** start RECORDS SHOWN **

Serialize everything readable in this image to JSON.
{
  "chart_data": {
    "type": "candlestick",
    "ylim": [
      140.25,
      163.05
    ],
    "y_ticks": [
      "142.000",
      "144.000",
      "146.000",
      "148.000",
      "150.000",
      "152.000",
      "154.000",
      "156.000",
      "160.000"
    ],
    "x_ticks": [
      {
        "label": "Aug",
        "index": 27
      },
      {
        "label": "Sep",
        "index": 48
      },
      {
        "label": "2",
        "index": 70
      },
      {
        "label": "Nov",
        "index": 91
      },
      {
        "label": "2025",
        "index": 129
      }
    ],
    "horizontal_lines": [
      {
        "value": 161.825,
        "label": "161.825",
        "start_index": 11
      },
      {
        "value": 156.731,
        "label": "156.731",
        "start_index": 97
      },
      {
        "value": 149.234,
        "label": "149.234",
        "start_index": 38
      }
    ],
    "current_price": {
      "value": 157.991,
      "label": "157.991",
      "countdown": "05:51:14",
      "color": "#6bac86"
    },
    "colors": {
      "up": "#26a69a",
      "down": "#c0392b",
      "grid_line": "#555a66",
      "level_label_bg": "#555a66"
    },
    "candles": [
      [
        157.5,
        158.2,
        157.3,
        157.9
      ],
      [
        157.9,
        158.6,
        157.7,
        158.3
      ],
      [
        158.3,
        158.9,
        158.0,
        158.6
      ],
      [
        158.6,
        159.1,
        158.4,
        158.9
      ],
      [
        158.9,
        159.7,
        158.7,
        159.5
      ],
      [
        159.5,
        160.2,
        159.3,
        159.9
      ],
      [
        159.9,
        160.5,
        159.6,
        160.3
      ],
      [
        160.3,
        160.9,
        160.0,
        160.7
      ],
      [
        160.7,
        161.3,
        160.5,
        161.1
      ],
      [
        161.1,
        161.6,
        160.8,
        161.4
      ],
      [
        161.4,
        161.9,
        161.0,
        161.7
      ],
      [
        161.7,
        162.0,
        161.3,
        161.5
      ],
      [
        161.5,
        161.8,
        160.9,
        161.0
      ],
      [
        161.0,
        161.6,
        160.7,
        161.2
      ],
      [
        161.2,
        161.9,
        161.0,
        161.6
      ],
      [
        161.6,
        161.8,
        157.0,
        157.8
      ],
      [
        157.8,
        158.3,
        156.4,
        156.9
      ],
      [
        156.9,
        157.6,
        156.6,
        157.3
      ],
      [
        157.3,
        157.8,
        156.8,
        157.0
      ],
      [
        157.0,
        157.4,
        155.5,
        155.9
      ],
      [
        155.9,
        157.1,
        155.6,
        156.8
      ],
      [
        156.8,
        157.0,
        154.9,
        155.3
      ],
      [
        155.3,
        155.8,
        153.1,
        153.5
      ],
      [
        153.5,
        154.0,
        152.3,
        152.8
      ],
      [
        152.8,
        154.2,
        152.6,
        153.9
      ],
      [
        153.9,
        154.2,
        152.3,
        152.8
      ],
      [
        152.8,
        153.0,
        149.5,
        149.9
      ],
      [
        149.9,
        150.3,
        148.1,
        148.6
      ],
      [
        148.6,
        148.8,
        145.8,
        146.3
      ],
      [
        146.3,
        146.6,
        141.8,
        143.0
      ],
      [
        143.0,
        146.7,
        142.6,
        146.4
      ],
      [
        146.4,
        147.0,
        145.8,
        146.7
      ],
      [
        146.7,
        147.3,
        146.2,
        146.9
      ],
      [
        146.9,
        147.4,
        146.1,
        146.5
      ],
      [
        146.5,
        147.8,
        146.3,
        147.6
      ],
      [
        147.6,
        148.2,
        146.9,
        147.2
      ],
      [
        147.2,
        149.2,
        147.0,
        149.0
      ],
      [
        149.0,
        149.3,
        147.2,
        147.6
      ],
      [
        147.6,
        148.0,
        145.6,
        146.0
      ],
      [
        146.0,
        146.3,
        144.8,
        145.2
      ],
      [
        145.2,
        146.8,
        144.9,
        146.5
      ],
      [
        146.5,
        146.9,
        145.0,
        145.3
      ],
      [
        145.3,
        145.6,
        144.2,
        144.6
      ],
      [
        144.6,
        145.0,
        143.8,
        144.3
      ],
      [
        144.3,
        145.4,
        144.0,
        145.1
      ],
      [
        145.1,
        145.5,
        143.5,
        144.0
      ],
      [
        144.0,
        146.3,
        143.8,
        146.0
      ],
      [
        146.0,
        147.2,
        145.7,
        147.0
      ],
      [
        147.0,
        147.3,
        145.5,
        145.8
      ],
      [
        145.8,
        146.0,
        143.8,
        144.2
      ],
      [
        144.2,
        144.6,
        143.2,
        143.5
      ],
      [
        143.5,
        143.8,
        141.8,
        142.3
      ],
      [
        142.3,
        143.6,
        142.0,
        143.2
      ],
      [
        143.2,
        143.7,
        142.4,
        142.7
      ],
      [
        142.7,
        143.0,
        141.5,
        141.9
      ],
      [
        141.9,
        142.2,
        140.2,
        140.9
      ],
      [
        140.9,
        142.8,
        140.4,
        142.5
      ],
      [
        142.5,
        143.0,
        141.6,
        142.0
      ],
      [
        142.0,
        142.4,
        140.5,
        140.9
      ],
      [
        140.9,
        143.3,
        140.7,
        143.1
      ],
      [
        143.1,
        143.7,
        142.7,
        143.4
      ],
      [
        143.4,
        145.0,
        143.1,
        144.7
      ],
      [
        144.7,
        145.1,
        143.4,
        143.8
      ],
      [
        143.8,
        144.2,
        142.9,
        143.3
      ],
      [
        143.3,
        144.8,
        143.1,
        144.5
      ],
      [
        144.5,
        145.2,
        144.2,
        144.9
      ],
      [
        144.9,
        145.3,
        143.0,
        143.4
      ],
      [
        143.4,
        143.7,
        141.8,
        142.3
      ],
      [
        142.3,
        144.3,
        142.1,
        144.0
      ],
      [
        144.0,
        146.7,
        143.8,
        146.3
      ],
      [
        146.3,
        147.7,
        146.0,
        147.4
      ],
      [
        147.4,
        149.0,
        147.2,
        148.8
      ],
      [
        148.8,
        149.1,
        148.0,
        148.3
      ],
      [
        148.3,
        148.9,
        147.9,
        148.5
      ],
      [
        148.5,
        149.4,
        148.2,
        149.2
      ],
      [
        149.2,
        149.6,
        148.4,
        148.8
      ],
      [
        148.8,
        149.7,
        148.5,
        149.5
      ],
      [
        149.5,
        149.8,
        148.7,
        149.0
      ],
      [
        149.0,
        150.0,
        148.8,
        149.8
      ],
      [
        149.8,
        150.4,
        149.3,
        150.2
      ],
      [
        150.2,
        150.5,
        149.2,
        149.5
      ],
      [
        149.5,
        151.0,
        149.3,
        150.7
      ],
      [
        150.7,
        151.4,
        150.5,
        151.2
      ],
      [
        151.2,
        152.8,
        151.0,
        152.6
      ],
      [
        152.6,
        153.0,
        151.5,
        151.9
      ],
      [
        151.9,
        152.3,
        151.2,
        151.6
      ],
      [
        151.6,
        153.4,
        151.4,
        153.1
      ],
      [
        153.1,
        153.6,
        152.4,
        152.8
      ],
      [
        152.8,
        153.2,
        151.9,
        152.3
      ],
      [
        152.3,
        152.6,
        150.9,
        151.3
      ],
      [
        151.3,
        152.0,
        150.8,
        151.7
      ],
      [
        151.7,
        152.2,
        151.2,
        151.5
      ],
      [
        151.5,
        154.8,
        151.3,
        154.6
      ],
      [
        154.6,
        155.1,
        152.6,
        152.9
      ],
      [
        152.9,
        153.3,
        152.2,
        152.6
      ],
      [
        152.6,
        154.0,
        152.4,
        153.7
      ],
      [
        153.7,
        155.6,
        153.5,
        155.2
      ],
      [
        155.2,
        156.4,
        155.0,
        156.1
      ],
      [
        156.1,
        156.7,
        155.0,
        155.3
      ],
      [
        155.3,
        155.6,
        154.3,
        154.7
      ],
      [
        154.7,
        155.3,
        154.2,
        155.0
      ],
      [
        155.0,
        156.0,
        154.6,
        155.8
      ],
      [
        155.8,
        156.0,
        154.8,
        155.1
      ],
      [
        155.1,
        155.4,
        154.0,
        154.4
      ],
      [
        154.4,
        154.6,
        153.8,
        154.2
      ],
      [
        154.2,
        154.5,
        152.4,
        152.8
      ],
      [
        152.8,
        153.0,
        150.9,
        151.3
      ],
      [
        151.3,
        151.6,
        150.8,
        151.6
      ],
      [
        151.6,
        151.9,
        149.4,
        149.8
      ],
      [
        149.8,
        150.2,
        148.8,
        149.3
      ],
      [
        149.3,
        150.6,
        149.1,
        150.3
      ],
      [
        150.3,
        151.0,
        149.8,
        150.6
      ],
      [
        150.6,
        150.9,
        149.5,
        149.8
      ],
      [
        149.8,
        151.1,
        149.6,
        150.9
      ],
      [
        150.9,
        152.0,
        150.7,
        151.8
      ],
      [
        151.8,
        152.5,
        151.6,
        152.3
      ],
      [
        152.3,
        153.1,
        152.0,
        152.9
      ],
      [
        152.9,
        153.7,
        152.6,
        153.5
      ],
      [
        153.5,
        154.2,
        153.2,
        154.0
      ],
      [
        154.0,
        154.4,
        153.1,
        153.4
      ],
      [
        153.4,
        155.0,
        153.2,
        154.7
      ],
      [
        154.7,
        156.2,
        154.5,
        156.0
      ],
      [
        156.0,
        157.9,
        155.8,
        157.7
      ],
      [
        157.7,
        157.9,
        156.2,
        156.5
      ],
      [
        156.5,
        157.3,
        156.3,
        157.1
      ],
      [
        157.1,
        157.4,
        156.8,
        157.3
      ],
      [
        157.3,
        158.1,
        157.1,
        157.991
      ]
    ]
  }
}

** end RECORDS SHOWN **

- _INSTRUCTIONS TO FOLLOW_
On how many lines does the word "value" appear? Answer with only the number.

- _WRITTEN RESPONSE_
4